**Dataset records:**
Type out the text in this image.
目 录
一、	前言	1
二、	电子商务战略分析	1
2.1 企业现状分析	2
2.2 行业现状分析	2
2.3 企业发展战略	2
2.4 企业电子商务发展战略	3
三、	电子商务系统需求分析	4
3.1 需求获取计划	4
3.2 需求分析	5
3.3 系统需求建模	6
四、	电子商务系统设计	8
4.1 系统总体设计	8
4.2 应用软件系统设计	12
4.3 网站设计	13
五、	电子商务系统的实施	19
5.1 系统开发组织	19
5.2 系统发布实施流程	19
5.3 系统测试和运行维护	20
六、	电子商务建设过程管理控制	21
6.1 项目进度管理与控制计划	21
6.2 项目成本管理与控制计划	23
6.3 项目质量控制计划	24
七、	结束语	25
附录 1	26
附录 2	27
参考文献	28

**Your instructions:** Using the listing above, retype each line exactly.

**Completed exercise:**
Type out the text in this image.
目 录
一、	前言	1
二、	电子商务战略分析	1
2.1 企业现状分析	2
2.2 行业现状分析	2
2.3 企业发展战略	2
2.4 企业电子商务发展战略	3
三、	电子商务系统需求分析	4
3.1 需求获取计划	4
3.2 需求分析	5
3.3 系统需求建模	6
四、	电子商务系统设计	8
4.1 系统总体设计	8
4.2 应用软件系统设计	12
4.3 网站设计	13
五、	电子商务系统的实施	19
5.1 系统开发组织	19
5.2 系统发布实施流程	19
5.3 系统测试和运行维护	20
六、	电子商务建设过程管理控制	21
6.1 项目进度管理与控制计划	21
6.2 项目成本管理与控制计划	23
6.3 项目质量控制计划	24
七、	结束语	25
附录 1	26
附录 2	27
参考文献	28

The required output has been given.